** begin Data listing **

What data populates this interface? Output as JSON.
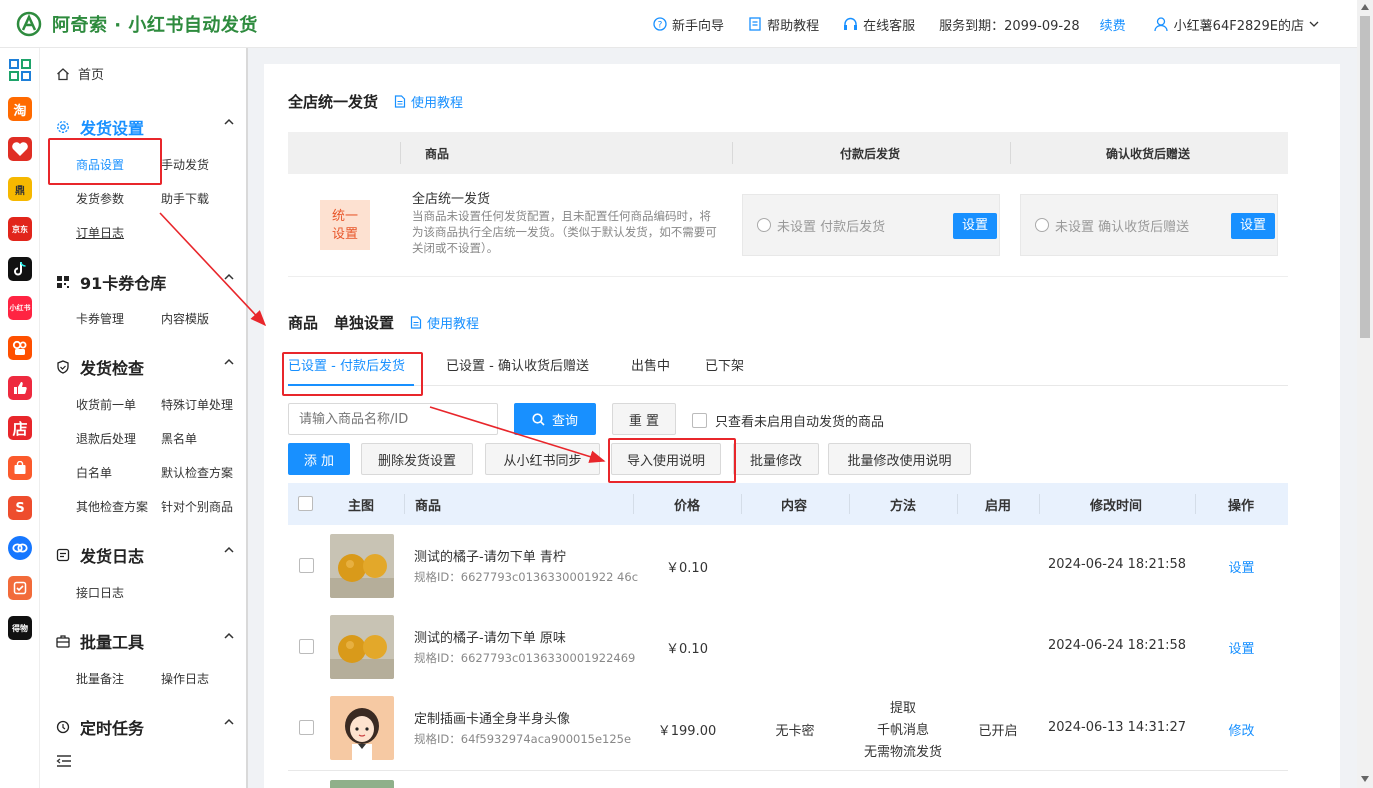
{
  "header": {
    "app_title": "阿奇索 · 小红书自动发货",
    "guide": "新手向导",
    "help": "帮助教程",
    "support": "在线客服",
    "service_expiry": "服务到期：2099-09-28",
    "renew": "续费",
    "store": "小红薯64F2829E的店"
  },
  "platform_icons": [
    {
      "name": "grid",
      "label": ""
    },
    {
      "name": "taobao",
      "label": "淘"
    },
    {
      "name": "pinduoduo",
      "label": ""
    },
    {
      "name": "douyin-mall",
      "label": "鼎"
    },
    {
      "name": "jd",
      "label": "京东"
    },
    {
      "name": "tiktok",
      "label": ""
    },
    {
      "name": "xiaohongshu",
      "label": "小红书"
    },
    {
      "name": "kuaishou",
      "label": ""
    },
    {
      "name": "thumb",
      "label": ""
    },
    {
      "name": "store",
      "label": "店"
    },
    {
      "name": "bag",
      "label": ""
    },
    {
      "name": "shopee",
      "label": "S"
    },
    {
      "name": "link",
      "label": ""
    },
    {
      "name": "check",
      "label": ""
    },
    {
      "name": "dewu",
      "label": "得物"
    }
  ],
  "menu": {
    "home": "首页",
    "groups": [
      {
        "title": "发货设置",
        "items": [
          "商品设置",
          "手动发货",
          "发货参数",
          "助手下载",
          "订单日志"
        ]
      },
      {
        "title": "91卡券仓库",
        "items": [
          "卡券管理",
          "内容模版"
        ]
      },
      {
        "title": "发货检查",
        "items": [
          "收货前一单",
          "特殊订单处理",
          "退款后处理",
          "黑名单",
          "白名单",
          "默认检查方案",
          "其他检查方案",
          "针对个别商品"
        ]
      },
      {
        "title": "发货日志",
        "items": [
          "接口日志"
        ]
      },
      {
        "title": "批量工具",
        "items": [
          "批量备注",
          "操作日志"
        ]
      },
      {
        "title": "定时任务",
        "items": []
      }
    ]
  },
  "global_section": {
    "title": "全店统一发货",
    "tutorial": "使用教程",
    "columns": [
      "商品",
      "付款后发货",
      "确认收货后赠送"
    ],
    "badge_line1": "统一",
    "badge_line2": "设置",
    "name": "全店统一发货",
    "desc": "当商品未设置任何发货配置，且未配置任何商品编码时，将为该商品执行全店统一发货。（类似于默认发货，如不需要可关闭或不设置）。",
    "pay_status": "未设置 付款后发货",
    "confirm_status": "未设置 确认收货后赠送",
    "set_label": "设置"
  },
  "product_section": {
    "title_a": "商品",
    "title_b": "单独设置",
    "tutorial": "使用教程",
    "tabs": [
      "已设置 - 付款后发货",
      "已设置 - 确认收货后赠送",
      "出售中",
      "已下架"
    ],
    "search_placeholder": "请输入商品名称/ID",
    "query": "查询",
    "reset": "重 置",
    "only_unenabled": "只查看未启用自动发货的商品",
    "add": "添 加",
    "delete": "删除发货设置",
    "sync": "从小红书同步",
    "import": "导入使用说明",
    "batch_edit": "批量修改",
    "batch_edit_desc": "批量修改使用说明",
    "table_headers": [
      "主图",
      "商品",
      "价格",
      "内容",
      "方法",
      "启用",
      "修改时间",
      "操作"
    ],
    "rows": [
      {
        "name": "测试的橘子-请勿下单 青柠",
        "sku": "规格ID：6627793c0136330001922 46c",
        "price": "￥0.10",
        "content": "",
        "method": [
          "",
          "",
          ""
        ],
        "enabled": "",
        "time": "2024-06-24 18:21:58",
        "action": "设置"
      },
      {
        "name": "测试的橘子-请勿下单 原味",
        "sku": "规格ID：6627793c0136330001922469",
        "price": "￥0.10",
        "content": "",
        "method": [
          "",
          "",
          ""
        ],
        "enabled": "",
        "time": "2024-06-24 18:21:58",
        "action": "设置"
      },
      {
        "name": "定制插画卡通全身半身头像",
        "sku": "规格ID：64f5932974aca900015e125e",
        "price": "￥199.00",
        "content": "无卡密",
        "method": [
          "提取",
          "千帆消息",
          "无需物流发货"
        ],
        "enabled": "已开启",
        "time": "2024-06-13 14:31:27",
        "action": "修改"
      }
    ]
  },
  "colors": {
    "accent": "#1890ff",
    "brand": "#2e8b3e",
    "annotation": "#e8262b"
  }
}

** end Data listing **
** begin Data listing **

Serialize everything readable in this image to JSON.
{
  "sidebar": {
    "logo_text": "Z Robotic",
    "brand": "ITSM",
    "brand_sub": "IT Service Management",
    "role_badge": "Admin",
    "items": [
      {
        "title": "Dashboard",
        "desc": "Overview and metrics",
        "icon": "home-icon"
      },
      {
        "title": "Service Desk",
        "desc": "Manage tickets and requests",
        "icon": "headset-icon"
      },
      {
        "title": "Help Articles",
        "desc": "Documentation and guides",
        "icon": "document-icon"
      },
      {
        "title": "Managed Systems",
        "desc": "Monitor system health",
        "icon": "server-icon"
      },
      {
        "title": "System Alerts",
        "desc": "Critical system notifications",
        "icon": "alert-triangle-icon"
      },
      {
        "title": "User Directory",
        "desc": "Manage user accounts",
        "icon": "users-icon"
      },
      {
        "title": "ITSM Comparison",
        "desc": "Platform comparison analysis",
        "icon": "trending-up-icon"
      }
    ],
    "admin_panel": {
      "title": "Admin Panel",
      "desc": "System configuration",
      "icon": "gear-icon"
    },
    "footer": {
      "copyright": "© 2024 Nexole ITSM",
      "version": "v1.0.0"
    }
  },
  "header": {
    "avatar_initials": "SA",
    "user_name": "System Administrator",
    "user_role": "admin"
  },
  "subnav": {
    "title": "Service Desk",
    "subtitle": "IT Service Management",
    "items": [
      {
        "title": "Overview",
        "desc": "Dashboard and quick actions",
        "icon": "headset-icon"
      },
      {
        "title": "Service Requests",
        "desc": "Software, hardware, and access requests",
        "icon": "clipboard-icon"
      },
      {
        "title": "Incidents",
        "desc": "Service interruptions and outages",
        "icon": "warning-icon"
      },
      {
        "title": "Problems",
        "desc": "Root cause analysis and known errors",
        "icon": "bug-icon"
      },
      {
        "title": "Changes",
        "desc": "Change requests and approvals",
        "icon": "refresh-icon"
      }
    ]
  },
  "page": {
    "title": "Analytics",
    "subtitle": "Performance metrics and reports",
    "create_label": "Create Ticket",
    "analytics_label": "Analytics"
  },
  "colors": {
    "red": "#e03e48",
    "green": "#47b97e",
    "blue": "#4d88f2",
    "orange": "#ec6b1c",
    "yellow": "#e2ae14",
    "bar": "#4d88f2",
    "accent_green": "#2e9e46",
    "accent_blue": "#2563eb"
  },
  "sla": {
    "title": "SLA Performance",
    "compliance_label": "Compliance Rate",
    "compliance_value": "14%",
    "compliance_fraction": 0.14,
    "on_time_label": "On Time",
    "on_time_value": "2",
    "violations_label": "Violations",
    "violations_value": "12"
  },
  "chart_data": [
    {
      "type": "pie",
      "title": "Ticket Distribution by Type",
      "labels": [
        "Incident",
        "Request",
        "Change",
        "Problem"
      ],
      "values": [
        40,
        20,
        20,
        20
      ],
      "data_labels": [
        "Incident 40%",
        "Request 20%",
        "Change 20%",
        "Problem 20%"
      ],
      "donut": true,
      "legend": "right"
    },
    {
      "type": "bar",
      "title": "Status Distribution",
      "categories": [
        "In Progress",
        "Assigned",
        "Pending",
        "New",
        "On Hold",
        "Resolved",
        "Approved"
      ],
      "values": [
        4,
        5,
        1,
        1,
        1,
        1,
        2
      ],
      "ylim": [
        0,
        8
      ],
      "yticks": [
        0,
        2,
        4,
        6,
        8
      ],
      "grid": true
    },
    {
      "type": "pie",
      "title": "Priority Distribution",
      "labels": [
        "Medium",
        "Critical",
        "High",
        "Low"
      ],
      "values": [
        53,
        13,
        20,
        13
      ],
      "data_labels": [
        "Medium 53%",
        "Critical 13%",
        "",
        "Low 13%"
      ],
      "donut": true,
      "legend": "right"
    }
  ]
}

** end Data listing **

__Exercise description__. Pick out every line above that contains the word "Distribution" and copy it.

__Exercise output__.
      "title": "Ticket Distribution by Type",
      "title": "Status Distribution",
      "title": "Priority Distribution",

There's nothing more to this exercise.